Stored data
------
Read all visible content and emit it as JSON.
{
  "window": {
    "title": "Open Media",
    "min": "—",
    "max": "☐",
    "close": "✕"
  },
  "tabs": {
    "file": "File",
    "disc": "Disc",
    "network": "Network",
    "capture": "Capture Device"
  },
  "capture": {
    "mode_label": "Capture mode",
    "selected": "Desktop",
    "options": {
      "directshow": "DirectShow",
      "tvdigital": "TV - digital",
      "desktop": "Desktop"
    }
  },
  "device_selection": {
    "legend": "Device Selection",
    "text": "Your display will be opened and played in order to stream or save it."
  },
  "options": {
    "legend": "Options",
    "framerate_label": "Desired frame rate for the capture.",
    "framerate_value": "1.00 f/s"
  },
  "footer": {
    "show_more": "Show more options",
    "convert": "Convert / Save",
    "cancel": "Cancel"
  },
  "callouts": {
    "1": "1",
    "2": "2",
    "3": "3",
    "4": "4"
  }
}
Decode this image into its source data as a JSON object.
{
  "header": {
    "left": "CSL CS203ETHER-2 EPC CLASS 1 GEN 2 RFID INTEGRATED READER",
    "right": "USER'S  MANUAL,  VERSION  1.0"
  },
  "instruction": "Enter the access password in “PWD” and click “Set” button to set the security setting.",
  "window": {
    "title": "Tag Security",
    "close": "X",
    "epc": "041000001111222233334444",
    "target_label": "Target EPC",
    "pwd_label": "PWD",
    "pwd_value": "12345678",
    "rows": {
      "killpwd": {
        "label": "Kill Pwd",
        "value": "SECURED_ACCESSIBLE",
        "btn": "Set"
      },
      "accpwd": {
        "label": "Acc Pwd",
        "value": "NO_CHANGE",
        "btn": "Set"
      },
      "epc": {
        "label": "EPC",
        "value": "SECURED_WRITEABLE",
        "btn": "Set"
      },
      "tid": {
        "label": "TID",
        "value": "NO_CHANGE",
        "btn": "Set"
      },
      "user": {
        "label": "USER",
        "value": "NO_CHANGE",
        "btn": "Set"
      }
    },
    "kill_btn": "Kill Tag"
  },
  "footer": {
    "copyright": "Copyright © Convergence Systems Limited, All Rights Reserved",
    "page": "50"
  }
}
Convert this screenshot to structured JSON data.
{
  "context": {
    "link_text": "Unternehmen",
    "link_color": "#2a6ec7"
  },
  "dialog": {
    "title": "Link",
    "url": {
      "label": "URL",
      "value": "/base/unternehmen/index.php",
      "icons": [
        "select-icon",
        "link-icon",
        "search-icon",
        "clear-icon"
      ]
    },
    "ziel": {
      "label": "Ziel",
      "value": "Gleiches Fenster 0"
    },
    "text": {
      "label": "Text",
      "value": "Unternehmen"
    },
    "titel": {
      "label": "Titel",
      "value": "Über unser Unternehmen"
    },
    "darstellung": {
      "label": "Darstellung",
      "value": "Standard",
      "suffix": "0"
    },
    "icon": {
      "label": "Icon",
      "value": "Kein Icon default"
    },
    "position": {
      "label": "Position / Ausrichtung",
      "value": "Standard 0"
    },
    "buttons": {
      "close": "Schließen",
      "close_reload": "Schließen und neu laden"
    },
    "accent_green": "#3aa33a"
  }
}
------
§ What you will do:
Each line of the material must be restated exactly.

§ Solution to the problem:
Read all visible content and emit it as JSON.
{
  "window": {
    "title": "Open Media",
    "min": "—",
    "max": "☐",
    "close": "✕"
  },
  "tabs": {
    "file": "File",
    "disc": "Disc",
    "network": "Network",
    "capture": "Capture Device"
  },
  "capture": {
    "mode_label": "Capture mode",
    "selected": "Desktop",
    "options": {
      "directshow": "DirectShow",
      "tvdigital": "TV - digital",
      "desktop": "Desktop"
    }
  },
  "device_selection": {
    "legend": "Device Selection",
    "text": "Your display will be opened and played in order to stream or save it."
  },
  "options": {
    "legend": "Options",
    "framerate_label": "Desired frame rate for the capture.",
    "framerate_value": "1.00 f/s"
  },
  "footer": {
    "show_more": "Show more options",
    "convert": "Convert / Save",
    "cancel": "Cancel"
  },
  "callouts": {
    "1": "1",
    "2": "2",
    "3": "3",
    "4": "4"
  }
}
Decode this image into its source data as a JSON object.
{
  "header": {
    "left": "CSL CS203ETHER-2 EPC CLASS 1 GEN 2 RFID INTEGRATED READER",
    "right": "USER'S  MANUAL,  VERSION  1.0"
  },
  "instruction": "Enter the access password in “PWD” and click “Set” button to set the security setting.",
  "window": {
    "title": "Tag Security",
    "close": "X",
    "epc": "041000001111222233334444",
    "target_label": "Target EPC",
    "pwd_label": "PWD",
    "pwd_value": "12345678",
    "rows": {
      "killpwd": {
        "label": "Kill Pwd",
        "value": "SECURED_ACCESSIBLE",
        "btn": "Set"
      },
      "accpwd": {
        "label": "Acc Pwd",
        "value": "NO_CHANGE",
        "btn": "Set"
      },
      "epc": {
        "label": "EPC",
        "value": "SECURED_WRITEABLE",
        "btn": "Set"
      },
      "tid": {
        "label": "TID",
        "value": "NO_CHANGE",
        "btn": "Set"
      },
      "user": {
        "label": "USER",
        "value": "NO_CHANGE",
        "btn": "Set"
      }
    },
    "kill_btn": "Kill Tag"
  },
  "footer": {
    "copyright": "Copyright © Convergence Systems Limited, All Rights Reserved",
    "page": "50"
  }
}
Convert this screenshot to structured JSON data.
{
  "context": {
    "link_text": "Unternehmen",
    "link_color": "#2a6ec7"
  },
  "dialog": {
    "title": "Link",
    "url": {
      "label": "URL",
      "value": "/base/unternehmen/index.php",
      "icons": [
        "select-icon",
        "link-icon",
        "search-icon",
        "clear-icon"
      ]
    },
    "ziel": {
      "label": "Ziel",
      "value": "Gleiches Fenster 0"
    },
    "text": {
      "label": "Text",
      "value": "Unternehmen"
    },
    "titel": {
      "label": "Titel",
      "value": "Über unser Unternehmen"
    },
    "darstellung": {
      "label": "Darstellung",
      "value": "Standard",
      "suffix": "0"
    },
    "icon": {
      "label": "Icon",
      "value": "Kein Icon default"
    },
    "position": {
      "label": "Position / Ausrichtung",
      "value": "Standard 0"
    },
    "buttons": {
      "close": "Schließen",
      "close_reload": "Schließen und neu laden"
    },
    "accent_green": "#3aa33a"
  }
}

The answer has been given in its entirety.